(Recorded data)

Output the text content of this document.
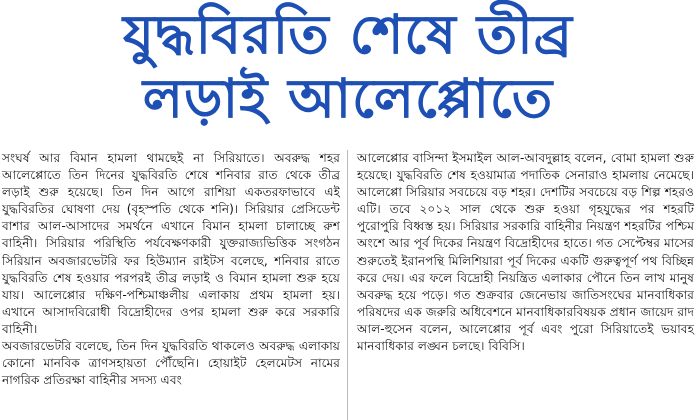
যুদ্ধবিরতি শেষে তীব্র
লড়াই আলেপ্পোতে

সংঘর্ষ আর বিমান হামলা থামছেই না সিরিয়াতে। অবরুদ্ধ শহর আলেপ্পোতে তিন দিনের যুদ্ধবিরতি শেষে শনিবার রাত থেকে তীব্র লড়াই শুরু হয়েছে। তিন দিন আগে রাশিয়া একতরফাভাবে এই যুদ্ধবিরতির ঘোষণা দেয় (বৃহস্পতি থেকে শনি)। সিরিয়ার প্রেসিডেন্ট বাশার আল-আসাদের সমর্থনে এখানে বিমান হামলা চালাচ্ছে রুশ বাহিনী। সিরিয়ার পরিস্থিতি পর্যবেক্ষণকারী যুক্তরাজ্যভিত্তিক সংগঠন সিরিয়ান অবজারভেটরি ফর হিউম্যান রাইটস বলেছে, শনিবার রাতে যুদ্ধবিরতি শেষ হওয়ার পরপরই তীব্র লড়াই ও বিমান হামলা শুরু হয়ে যায়। আলেপ্পোর দক্ষিণ-পশ্চিমাঞ্চলীয় এলাকায় প্রথম হামলা হয়। এখানে আসাদবিরোধী বিদ্রোহীদের ওপর হামলা শুরু করে সরকারি বাহিনী।

অবজারভেটরি বলেছে, তিন দিন যুদ্ধবিরতি থাকলেও অবরুদ্ধ এলাকায় কোনো মানবিক ত্রাণসহায়তা পৌঁছেনি। হোয়াইট হেলমেটস নামের নাগরিক প্রতিরক্ষা বাহিনীর সদস্য এবং

আলেপ্পোর বাসিন্দা ইসমাইল আল-আবদুল্লাহ বলেন, বোমা হামলা শুরু হয়েছে। যুদ্ধবিরতি শেষ হওয়ামাত্র পদাতিক সেনারাও হামলায় নেমেছে। আলেপ্পো সিরিয়ার সবচেয়ে বড় শহর। দেশটির সবচেয়ে বড় শিল্প শহরও এটি। তবে ২০১২ সাল থেকে শুরু হওয়া গৃহযুদ্ধের পর শহরটি পুরোপুরি বিধ্বস্ত হয়। সিরিয়ার সরকারি বাহিনীর নিয়ন্ত্রণ শহরটির পশ্চিম অংশে আর পূর্ব দিকের নিয়ন্ত্রণ বিদ্রোহীদের হাতে। গত সেপ্টেম্বর মাসের শুরুতেই ইরানপন্থি মিলিশিয়ারা পূর্ব দিকের একটি গুরুত্বপূর্ণ পথ বিচ্ছিন্ন করে দেয়। এর ফলে বিদ্রোহী নিয়ন্ত্রিত এলাকার পৌনে তিন লাখ মানুষ অবরুদ্ধ হয়ে পড়ে। গত শুক্রবার জেনেভায় জাতিসংঘের মানবাধিকার পরিষদের এক জরুরি অধিবেশনে মানবাধিকারবিষয়ক প্রধান জায়েদ রাদ আল-হুসেন বলেন, আলেপ্পোর পূর্ব এবং পুরো সিরিয়াতেই ভয়াবহ মানবাধিকার লঙ্ঘন চলছে। বিবিসি।
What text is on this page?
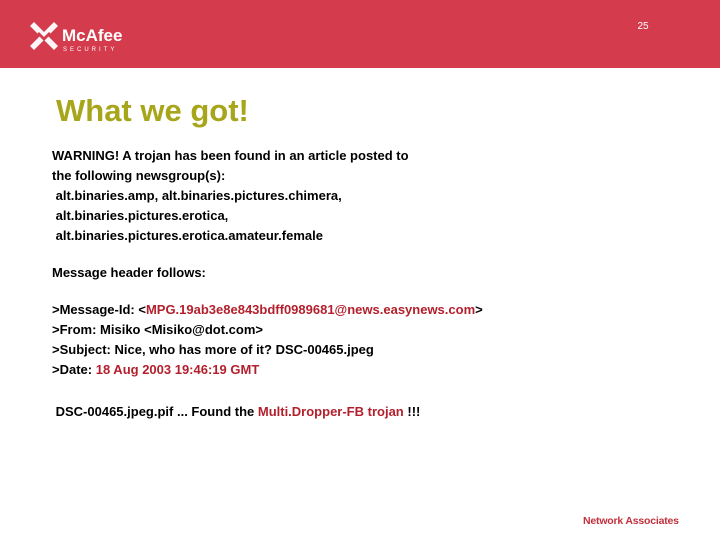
McAfee
SECURITY
25
What we got!
WARNING! A trojan has been found in an article posted to
the following newsgroup(s):
alt.binaries.amp, alt.binaries.pictures.chimera,
alt.binaries.pictures.erotica,
alt.binaries.pictures.erotica.amateur.female
Message header follows:
>Message-Id: <MPG.19ab3e8e843bdff0989681@news.easynews.com>
>From: Misiko <Misiko@dot.com>
>Subject: Nice, who has more of it? DSC-00465.jpeg
>Date: 18 Aug 2003 19:46:19 GMT
DSC-00465.jpeg.pif ... Found the Multi.Dropper-FB trojan !!!
Network Associates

[EXERCISE AIM] Nothing in the entries should change as you copy them, except that the pictures are left out.

[TASK ANSWER]
Output the text content of this document.
যুদ্ধবিরতি শেষে তীব্র
লড়াই আলেপ্পোতে

সংঘর্ষ আর বিমান হামলা থামছেই না সিরিয়াতে। অবরুদ্ধ শহর আলেপ্পোতে তিন দিনের যুদ্ধবিরতি শেষে শনিবার রাত থেকে তীব্র লড়াই শুরু হয়েছে। তিন দিন আগে রাশিয়া একতরফাভাবে এই যুদ্ধবিরতির ঘোষণা দেয় (বৃহস্পতি থেকে শনি)। সিরিয়ার প্রেসিডেন্ট বাশার আল-আসাদের সমর্থনে এখানে বিমান হামলা চালাচ্ছে রুশ বাহিনী। সিরিয়ার পরিস্থিতি পর্যবেক্ষণকারী যুক্তরাজ্যভিত্তিক সংগঠন সিরিয়ান অবজারভেটরি ফর হিউম্যান রাইটস বলেছে, শনিবার রাতে যুদ্ধবিরতি শেষ হওয়ার পরপরই তীব্র লড়াই ও বিমান হামলা শুরু হয়ে যায়। আলেপ্পোর দক্ষিণ-পশ্চিমাঞ্চলীয় এলাকায় প্রথম হামলা হয়। এখানে আসাদবিরোধী বিদ্রোহীদের ওপর হামলা শুরু করে সরকারি বাহিনী।

অবজারভেটরি বলেছে, তিন দিন যুদ্ধবিরতি থাকলেও অবরুদ্ধ এলাকায় কোনো মানবিক ত্রাণসহায়তা পৌঁছেনি। হোয়াইট হেলমেটস নামের নাগরিক প্রতিরক্ষা বাহিনীর সদস্য এবং

আলেপ্পোর বাসিন্দা ইসমাইল আল-আবদুল্লাহ বলেন, বোমা হামলা শুরু হয়েছে। যুদ্ধবিরতি শেষ হওয়ামাত্র পদাতিক সেনারাও হামলায় নেমেছে। আলেপ্পো সিরিয়ার সবচেয়ে বড় শহর। দেশটির সবচেয়ে বড় শিল্প শহরও এটি। তবে ২০১২ সাল থেকে শুরু হওয়া গৃহযুদ্ধের পর শহরটি পুরোপুরি বিধ্বস্ত হয়। সিরিয়ার সরকারি বাহিনীর নিয়ন্ত্রণ শহরটির পশ্চিম অংশে আর পূর্ব দিকের নিয়ন্ত্রণ বিদ্রোহীদের হাতে। গত সেপ্টেম্বর মাসের শুরুতেই ইরানপন্থি মিলিশিয়ারা পূর্ব দিকের একটি গুরুত্বপূর্ণ পথ বিচ্ছিন্ন করে দেয়। এর ফলে বিদ্রোহী নিয়ন্ত্রিত এলাকার পৌনে তিন লাখ মানুষ অবরুদ্ধ হয়ে পড়ে। গত শুক্রবার জেনেভায় জাতিসংঘের মানবাধিকার পরিষদের এক জরুরি অধিবেশনে মানবাধিকারবিষয়ক প্রধান জায়েদ রাদ আল-হুসেন বলেন, আলেপ্পোর পূর্ব এবং পুরো সিরিয়াতেই ভয়াবহ মানবাধিকার লঙ্ঘন চলছে। বিবিসি।
What text is on this page?
McAfee
SECURITY
25
What we got!
WARNING! A trojan has been found in an article posted to
the following newsgroup(s):
alt.binaries.amp, alt.binaries.pictures.chimera,
alt.binaries.pictures.erotica,
alt.binaries.pictures.erotica.amateur.female
Message header follows:
>Message-Id: <MPG.19ab3e8e843bdff0989681@news.easynews.com>
>From: Misiko <Misiko@dot.com>
>Subject: Nice, who has more of it? DSC-00465.jpeg
>Date: 18 Aug 2003 19:46:19 GMT
DSC-00465.jpeg.pif ... Found the Multi.Dropper-FB trojan !!!
Network Associates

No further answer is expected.